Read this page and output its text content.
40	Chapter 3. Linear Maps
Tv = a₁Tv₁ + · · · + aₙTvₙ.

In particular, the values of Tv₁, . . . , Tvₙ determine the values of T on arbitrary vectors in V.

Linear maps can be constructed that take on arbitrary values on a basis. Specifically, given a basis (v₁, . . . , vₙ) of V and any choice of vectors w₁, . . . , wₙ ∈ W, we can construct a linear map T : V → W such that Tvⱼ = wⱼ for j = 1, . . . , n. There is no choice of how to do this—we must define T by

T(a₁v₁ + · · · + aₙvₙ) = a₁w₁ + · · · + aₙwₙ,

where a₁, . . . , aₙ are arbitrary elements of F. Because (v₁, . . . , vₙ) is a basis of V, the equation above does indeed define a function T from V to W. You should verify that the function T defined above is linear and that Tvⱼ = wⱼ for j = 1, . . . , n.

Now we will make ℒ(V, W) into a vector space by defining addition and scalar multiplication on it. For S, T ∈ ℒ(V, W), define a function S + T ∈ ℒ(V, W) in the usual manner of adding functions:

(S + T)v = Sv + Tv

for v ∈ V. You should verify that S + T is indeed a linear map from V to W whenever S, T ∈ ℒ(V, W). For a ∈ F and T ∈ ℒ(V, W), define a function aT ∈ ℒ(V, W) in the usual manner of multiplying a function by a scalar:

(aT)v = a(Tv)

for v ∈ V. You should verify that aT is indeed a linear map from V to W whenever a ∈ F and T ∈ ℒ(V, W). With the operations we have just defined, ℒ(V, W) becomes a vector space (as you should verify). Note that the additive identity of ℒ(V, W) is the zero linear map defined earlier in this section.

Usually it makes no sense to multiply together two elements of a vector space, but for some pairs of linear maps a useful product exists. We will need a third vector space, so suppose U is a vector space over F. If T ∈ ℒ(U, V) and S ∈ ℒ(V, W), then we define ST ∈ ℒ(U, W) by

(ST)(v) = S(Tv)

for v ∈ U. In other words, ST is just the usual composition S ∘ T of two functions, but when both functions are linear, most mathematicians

▸ **Exercise**
Repeat each record exactly, leaving nothing out.

▸ **Finished answer**
Read this page and output its text content.
40	Chapter 3. Linear Maps
Tv = a₁Tv₁ + · · · + aₙTvₙ.

In particular, the values of Tv₁, . . . , Tvₙ determine the values of T on arbitrary vectors in V.

Linear maps can be constructed that take on arbitrary values on a basis. Specifically, given a basis (v₁, . . . , vₙ) of V and any choice of vectors w₁, . . . , wₙ ∈ W, we can construct a linear map T : V → W such that Tvⱼ = wⱼ for j = 1, . . . , n. There is no choice of how to do this—we must define T by

T(a₁v₁ + · · · + aₙvₙ) = a₁w₁ + · · · + aₙwₙ,

where a₁, . . . , aₙ are arbitrary elements of F. Because (v₁, . . . , vₙ) is a basis of V, the equation above does indeed define a function T from V to W. You should verify that the function T defined above is linear and that Tvⱼ = wⱼ for j = 1, . . . , n.

Now we will make ℒ(V, W) into a vector space by defining addition and scalar multiplication on it. For S, T ∈ ℒ(V, W), define a function S + T ∈ ℒ(V, W) in the usual manner of adding functions:

(S + T)v = Sv + Tv

for v ∈ V. You should verify that S + T is indeed a linear map from V to W whenever S, T ∈ ℒ(V, W). For a ∈ F and T ∈ ℒ(V, W), define a function aT ∈ ℒ(V, W) in the usual manner of multiplying a function by a scalar:

(aT)v = a(Tv)

for v ∈ V. You should verify that aT is indeed a linear map from V to W whenever a ∈ F and T ∈ ℒ(V, W). With the operations we have just defined, ℒ(V, W) becomes a vector space (as you should verify). Note that the additive identity of ℒ(V, W) is the zero linear map defined earlier in this section.

Usually it makes no sense to multiply together two elements of a vector space, but for some pairs of linear maps a useful product exists. We will need a third vector space, so suppose U is a vector space over F. If T ∈ ℒ(U, V) and S ∈ ℒ(V, W), then we define ST ∈ ℒ(U, W) by

(ST)(v) = S(Tv)

for v ∈ U. In other words, ST is just the usual composition S ∘ T of two functions, but when both functions are linear, most mathematicians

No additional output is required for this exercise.